* [WORK TO COMPLETE] Extract all of the entries and give them again, word for word.

(Data records)
________________________

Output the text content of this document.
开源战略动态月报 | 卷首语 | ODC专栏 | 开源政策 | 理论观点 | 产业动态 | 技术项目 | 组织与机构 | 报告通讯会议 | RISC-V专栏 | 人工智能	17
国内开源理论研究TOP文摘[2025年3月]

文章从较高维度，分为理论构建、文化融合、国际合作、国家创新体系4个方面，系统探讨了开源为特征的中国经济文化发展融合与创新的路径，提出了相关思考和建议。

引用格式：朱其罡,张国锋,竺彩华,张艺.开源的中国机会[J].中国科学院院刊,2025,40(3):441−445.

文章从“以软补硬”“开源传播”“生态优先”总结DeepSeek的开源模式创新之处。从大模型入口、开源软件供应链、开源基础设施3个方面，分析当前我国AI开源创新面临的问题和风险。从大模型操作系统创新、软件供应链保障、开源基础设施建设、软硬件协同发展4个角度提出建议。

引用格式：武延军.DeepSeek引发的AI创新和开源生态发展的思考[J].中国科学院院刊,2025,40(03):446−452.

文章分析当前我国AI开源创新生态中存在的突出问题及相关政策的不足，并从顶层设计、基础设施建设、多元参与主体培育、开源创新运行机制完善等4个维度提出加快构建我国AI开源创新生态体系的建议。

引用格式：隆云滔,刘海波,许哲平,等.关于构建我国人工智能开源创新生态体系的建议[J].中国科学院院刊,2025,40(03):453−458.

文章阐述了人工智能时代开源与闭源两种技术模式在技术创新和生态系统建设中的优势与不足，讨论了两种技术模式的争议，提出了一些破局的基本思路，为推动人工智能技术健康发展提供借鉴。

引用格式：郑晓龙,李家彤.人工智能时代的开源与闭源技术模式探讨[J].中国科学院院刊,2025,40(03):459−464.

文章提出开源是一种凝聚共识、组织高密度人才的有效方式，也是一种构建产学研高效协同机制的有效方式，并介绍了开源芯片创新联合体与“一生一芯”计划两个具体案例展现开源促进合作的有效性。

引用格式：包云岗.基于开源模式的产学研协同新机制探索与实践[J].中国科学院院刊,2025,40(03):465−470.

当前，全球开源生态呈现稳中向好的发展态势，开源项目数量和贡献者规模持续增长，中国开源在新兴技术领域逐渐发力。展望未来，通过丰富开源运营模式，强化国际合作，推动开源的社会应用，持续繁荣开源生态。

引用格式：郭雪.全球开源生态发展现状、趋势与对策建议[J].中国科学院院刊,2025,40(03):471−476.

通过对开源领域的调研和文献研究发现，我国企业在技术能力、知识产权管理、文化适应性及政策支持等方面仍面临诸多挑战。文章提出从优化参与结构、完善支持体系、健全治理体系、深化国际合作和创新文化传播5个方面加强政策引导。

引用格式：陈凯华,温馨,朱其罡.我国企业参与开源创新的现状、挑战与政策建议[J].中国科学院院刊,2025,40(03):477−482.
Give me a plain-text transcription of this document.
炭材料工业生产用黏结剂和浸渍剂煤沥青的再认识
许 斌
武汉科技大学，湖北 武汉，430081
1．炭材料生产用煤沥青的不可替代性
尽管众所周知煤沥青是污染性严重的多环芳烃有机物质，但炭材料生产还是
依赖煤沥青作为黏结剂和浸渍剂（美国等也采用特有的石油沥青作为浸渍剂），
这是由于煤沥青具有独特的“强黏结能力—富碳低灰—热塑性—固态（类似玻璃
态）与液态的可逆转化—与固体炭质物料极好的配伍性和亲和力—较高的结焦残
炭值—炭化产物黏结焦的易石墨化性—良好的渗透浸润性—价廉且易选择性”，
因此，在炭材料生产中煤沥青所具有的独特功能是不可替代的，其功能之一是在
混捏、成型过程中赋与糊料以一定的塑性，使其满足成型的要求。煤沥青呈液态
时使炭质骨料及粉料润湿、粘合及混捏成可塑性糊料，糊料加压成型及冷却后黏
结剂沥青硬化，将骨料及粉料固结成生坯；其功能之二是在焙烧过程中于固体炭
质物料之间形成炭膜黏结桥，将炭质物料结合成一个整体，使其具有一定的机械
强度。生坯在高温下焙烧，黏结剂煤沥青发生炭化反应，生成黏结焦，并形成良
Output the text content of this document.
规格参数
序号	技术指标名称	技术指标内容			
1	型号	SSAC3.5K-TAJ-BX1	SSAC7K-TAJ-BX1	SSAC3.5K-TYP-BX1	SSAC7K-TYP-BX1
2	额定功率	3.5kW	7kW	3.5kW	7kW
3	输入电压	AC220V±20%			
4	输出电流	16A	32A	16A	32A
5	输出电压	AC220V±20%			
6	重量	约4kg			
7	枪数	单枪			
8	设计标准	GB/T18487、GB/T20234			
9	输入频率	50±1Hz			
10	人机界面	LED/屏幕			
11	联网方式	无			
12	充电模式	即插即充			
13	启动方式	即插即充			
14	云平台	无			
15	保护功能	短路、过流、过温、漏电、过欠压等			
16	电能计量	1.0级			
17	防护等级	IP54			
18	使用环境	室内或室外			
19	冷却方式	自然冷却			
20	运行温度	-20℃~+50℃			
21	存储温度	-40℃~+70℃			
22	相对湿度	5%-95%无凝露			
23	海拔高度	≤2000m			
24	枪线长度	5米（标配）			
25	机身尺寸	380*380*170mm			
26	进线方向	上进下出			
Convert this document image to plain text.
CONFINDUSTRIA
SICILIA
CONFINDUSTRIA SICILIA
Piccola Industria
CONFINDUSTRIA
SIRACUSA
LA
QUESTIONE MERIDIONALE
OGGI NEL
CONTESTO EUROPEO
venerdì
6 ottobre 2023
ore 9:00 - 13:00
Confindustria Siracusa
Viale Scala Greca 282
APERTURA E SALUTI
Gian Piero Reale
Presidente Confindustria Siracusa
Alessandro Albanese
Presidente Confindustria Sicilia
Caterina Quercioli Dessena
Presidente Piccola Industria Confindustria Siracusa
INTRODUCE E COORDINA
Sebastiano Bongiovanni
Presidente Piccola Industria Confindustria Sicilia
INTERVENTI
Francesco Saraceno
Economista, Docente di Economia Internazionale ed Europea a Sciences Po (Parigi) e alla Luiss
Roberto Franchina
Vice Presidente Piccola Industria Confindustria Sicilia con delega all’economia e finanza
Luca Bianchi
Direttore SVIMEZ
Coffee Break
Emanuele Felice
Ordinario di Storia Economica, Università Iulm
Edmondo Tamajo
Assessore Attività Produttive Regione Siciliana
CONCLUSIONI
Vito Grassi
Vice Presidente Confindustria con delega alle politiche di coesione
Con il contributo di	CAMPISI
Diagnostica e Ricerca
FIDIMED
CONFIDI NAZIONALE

________________________

* [RESPONSE TO THE TASK]
Output the text content of this document.
开源战略动态月报 | 卷首语 | ODC专栏 | 开源政策 | 理论观点 | 产业动态 | 技术项目 | 组织与机构 | 报告通讯会议 | RISC-V专栏 | 人工智能	17
国内开源理论研究TOP文摘[2025年3月]

文章从较高维度，分为理论构建、文化融合、国际合作、国家创新体系4个方面，系统探讨了开源为特征的中国经济文化发展融合与创新的路径，提出了相关思考和建议。

引用格式：朱其罡,张国锋,竺彩华,张艺.开源的中国机会[J].中国科学院院刊,2025,40(3):441−445.

文章从“以软补硬”“开源传播”“生态优先”总结DeepSeek的开源模式创新之处。从大模型入口、开源软件供应链、开源基础设施3个方面，分析当前我国AI开源创新面临的问题和风险。从大模型操作系统创新、软件供应链保障、开源基础设施建设、软硬件协同发展4个角度提出建议。

引用格式：武延军.DeepSeek引发的AI创新和开源生态发展的思考[J].中国科学院院刊,2025,40(03):446−452.

文章分析当前我国AI开源创新生态中存在的突出问题及相关政策的不足，并从顶层设计、基础设施建设、多元参与主体培育、开源创新运行机制完善等4个维度提出加快构建我国AI开源创新生态体系的建议。

引用格式：隆云滔,刘海波,许哲平,等.关于构建我国人工智能开源创新生态体系的建议[J].中国科学院院刊,2025,40(03):453−458.

文章阐述了人工智能时代开源与闭源两种技术模式在技术创新和生态系统建设中的优势与不足，讨论了两种技术模式的争议，提出了一些破局的基本思路，为推动人工智能技术健康发展提供借鉴。

引用格式：郑晓龙,李家彤.人工智能时代的开源与闭源技术模式探讨[J].中国科学院院刊,2025,40(03):459−464.

文章提出开源是一种凝聚共识、组织高密度人才的有效方式，也是一种构建产学研高效协同机制的有效方式，并介绍了开源芯片创新联合体与“一生一芯”计划两个具体案例展现开源促进合作的有效性。

引用格式：包云岗.基于开源模式的产学研协同新机制探索与实践[J].中国科学院院刊,2025,40(03):465−470.

当前，全球开源生态呈现稳中向好的发展态势，开源项目数量和贡献者规模持续增长，中国开源在新兴技术领域逐渐发力。展望未来，通过丰富开源运营模式，强化国际合作，推动开源的社会应用，持续繁荣开源生态。

引用格式：郭雪.全球开源生态发展现状、趋势与对策建议[J].中国科学院院刊,2025,40(03):471−476.

通过对开源领域的调研和文献研究发现，我国企业在技术能力、知识产权管理、文化适应性及政策支持等方面仍面临诸多挑战。文章提出从优化参与结构、完善支持体系、健全治理体系、深化国际合作和创新文化传播5个方面加强政策引导。

引用格式：陈凯华,温馨,朱其罡.我国企业参与开源创新的现状、挑战与政策建议[J].中国科学院院刊,2025,40(03):477−482.
Give me a plain-text transcription of this document.
炭材料工业生产用黏结剂和浸渍剂煤沥青的再认识
许 斌
武汉科技大学，湖北 武汉，430081
1．炭材料生产用煤沥青的不可替代性
尽管众所周知煤沥青是污染性严重的多环芳烃有机物质，但炭材料生产还是
依赖煤沥青作为黏结剂和浸渍剂（美国等也采用特有的石油沥青作为浸渍剂），
这是由于煤沥青具有独特的“强黏结能力—富碳低灰—热塑性—固态（类似玻璃
态）与液态的可逆转化—与固体炭质物料极好的配伍性和亲和力—较高的结焦残
炭值—炭化产物黏结焦的易石墨化性—良好的渗透浸润性—价廉且易选择性”，
因此，在炭材料生产中煤沥青所具有的独特功能是不可替代的，其功能之一是在
混捏、成型过程中赋与糊料以一定的塑性，使其满足成型的要求。煤沥青呈液态
时使炭质骨料及粉料润湿、粘合及混捏成可塑性糊料，糊料加压成型及冷却后黏
结剂沥青硬化，将骨料及粉料固结成生坯；其功能之二是在焙烧过程中于固体炭
质物料之间形成炭膜黏结桥，将炭质物料结合成一个整体，使其具有一定的机械
强度。生坯在高温下焙烧，黏结剂煤沥青发生炭化反应，生成黏结焦，并形成良
Output the text content of this document.
规格参数
序号	技术指标名称	技术指标内容			
1	型号	SSAC3.5K-TAJ-BX1	SSAC7K-TAJ-BX1	SSAC3.5K-TYP-BX1	SSAC7K-TYP-BX1
2	额定功率	3.5kW	7kW	3.5kW	7kW
3	输入电压	AC220V±20%			
4	输出电流	16A	32A	16A	32A
5	输出电压	AC220V±20%			
6	重量	约4kg			
7	枪数	单枪			
8	设计标准	GB/T18487、GB/T20234			
9	输入频率	50±1Hz			
10	人机界面	LED/屏幕			
11	联网方式	无			
12	充电模式	即插即充			
13	启动方式	即插即充			
14	云平台	无			
15	保护功能	短路、过流、过温、漏电、过欠压等			
16	电能计量	1.0级			
17	防护等级	IP54			
18	使用环境	室内或室外			
19	冷却方式	自然冷却			
20	运行温度	-20℃~+50℃			
21	存储温度	-40℃~+70℃			
22	相对湿度	5%-95%无凝露			
23	海拔高度	≤2000m			
24	枪线长度	5米（标配）			
25	机身尺寸	380*380*170mm			
26	进线方向	上进下出			
Convert this document image to plain text.
CONFINDUSTRIA
SICILIA
CONFINDUSTRIA SICILIA
Piccola Industria
CONFINDUSTRIA
SIRACUSA
LA
QUESTIONE MERIDIONALE
OGGI NEL
CONTESTO EUROPEO
venerdì
6 ottobre 2023
ore 9:00 - 13:00
Confindustria Siracusa
Viale Scala Greca 282
APERTURA E SALUTI
Gian Piero Reale
Presidente Confindustria Siracusa
Alessandro Albanese
Presidente Confindustria Sicilia
Caterina Quercioli Dessena
Presidente Piccola Industria Confindustria Siracusa
INTRODUCE E COORDINA
Sebastiano Bongiovanni
Presidente Piccola Industria Confindustria Sicilia
INTERVENTI
Francesco Saraceno
Economista, Docente di Economia Internazionale ed Europea a Sciences Po (Parigi) e alla Luiss
Roberto Franchina
Vice Presidente Piccola Industria Confindustria Sicilia con delega all’economia e finanza
Luca Bianchi
Direttore SVIMEZ
Coffee Break
Emanuele Felice
Ordinario di Storia Economica, Università Iulm
Edmondo Tamajo
Assessore Attività Produttive Regione Siciliana
CONCLUSIONI
Vito Grassi
Vice Presidente Confindustria con delega alle politiche di coesione
Con il contributo di	CAMPISI
Diagnostica e Ricerca
FIDIMED
CONFIDI NAZIONALE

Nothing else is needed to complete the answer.